■ Goal
Count the lines containing "Diagnosis". Give the number alone.
########
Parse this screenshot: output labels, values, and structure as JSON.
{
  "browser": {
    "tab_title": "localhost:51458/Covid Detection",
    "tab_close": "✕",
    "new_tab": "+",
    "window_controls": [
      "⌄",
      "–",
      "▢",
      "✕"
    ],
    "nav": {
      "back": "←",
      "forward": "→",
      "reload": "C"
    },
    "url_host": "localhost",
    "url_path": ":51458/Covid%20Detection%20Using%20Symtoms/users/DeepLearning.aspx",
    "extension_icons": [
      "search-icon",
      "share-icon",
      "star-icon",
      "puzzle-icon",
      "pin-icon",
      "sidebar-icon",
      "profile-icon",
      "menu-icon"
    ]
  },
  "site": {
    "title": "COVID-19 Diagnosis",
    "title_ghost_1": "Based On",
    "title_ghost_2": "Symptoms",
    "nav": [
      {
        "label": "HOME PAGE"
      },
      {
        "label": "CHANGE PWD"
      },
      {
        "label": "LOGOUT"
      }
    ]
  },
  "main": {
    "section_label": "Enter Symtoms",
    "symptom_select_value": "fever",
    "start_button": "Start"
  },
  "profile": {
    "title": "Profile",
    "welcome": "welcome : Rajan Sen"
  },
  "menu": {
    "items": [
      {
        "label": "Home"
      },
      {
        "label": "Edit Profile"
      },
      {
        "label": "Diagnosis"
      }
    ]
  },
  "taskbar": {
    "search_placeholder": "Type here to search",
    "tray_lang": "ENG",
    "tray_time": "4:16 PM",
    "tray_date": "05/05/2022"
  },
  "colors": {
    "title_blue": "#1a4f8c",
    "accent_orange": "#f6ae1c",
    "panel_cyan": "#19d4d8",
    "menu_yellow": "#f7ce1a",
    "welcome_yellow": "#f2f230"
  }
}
########
■ Response for this exercise
2